### Text section
The lingering distaste some might have for sales taxes—which always have a larger impact on lower-income populations—must be weighed against the public health benefits, a calculus Dr. David Margolius, the director of the Cleveland Department of Public Health, isn’t bothered by.
“Over the last fifty years Big Tobacco pivoted their targeted marketing to poor communities, to Black communities, Latino communities and youth—that was in all of their documents now available to the public as a result of the Master Settlement. Anyone can read about how they specifically went to Cleveland to give away menthol cigarettes to addict new customers,” Margolius says.
“So Black communities and poor communities suffer much more of the burden of tobacco than wealthier communities and whiter communities.”
Relative to the rest of the country, and owing, he says, to a number of Ohio-specific policies, Cleveland’s smoking rate has gone up, and is now at is 35 percent.
“With Cleveland having one of the highest smoking rates in the country and smoking being our number one preventable cause of death, we should be laser focused on raising the tax on cigarettes to levels of our peer states.”
Even if the tax doesn’t get people to stop, he says, any reduction in smoking is helpful.
“It’s not binary—the cumulative negative impact of cigarettes is proportionate to how much you smoke. And so certainly a reduction in smoking is going to help our community become healthier. In addition to it being the leading preventable cause of death, it’s the leading preventable cause of illness and disability.”
No Tax is Perfect
Most Clevelanders agree that providing more arts and culture money would be fab, but not everyone agrees on how.
“No tax is perfect,” Rusnak says.
True dat. In the early days of looking at revenue streams, taxing video sales and rentals was floated.
Rusnak says the folks in Columbus—again, not big Cleveland fans—were determined to figure out a solution. “The state said, ‘we want to help you guys.’”
Toward the end of 2022, advocates successfully lobbied to have the tax changed from a per-unit (i.e., pack or cigarette) to a percentage of sales, and to include vaping products. That way, even if consumption continued to dip, the resulting price increase would yield higher revenue for the arts. But the Ohio Department of Taxation nixed that and the legislature subsequently rescinded it.
An initiative on the November ballot would legalize and regulate recreational marijuana—could that be a future source?
“That’s a tricky question. I think it’s premature at this moment. Let’s wait to see how the election goes,” Rusnak says. The measure already includes a ten-percent tax, which would be directed toward “establishing a cannabis social equity and jobs program.”
In the absence of a viable option to build back the lost revenue, lawmakers and the governor’s office agreed to a new plan: remove the 30-cents-a-pack cap on what proposals could be presented to voters.

### Written problem
Answer these questions about the Cleveland tobacco tax text:
1. Who directs the Cleveland Department of Public Health?
2. What tax does the marijuana ballot measure already include?
3. What cap did lawmakers and the governor's office agree to remove?
The lines after this are separate material.

### Raw records
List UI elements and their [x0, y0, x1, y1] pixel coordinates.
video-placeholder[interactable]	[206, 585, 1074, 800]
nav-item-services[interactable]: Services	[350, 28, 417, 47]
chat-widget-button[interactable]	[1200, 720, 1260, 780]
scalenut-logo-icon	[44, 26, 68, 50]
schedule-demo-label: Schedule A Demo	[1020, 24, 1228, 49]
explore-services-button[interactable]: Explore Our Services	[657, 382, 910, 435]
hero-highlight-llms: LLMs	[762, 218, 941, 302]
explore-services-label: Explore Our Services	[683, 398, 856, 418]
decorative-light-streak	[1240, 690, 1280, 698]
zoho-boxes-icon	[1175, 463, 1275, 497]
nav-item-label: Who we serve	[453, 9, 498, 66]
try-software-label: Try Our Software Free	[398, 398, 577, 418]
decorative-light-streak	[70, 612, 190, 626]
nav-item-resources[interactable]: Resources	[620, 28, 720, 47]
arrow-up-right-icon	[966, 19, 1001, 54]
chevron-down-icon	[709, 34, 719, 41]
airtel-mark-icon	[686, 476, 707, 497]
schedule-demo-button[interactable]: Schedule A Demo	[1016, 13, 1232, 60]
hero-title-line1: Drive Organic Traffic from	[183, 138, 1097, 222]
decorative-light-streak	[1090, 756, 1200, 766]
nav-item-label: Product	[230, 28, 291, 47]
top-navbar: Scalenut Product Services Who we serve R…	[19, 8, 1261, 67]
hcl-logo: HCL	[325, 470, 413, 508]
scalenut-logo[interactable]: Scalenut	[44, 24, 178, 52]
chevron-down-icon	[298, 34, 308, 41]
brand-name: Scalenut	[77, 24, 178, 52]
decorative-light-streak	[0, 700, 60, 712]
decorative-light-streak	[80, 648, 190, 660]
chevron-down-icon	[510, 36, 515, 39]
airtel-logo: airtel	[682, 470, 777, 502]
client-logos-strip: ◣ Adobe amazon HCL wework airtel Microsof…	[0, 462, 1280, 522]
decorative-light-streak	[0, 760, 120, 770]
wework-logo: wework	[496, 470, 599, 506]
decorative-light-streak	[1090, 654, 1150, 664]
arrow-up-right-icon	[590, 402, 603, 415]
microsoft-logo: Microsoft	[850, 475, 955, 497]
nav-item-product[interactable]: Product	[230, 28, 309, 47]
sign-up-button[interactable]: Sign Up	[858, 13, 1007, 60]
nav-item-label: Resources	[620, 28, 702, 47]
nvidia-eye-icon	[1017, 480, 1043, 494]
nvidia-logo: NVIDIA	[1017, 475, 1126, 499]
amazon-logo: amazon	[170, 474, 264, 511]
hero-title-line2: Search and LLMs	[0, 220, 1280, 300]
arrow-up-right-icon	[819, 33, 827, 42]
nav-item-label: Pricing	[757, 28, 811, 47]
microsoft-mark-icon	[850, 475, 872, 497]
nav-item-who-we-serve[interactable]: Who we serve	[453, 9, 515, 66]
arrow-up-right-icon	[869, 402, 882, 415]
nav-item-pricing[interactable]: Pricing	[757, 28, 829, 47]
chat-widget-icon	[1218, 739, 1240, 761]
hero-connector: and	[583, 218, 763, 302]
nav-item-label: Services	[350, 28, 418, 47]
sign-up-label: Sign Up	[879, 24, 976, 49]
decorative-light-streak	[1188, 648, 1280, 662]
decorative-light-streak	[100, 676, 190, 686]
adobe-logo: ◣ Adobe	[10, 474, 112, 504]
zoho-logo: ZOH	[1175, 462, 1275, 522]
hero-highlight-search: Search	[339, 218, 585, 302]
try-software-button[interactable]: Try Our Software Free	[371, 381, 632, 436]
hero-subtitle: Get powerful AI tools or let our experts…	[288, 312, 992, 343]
...
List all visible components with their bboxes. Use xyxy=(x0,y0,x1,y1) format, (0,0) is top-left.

### Result of the exercise
1. Dr. David Margolius
2. A ten-percent tax
3. The 30-cents-a-pack cap on what proposals could be presented to voters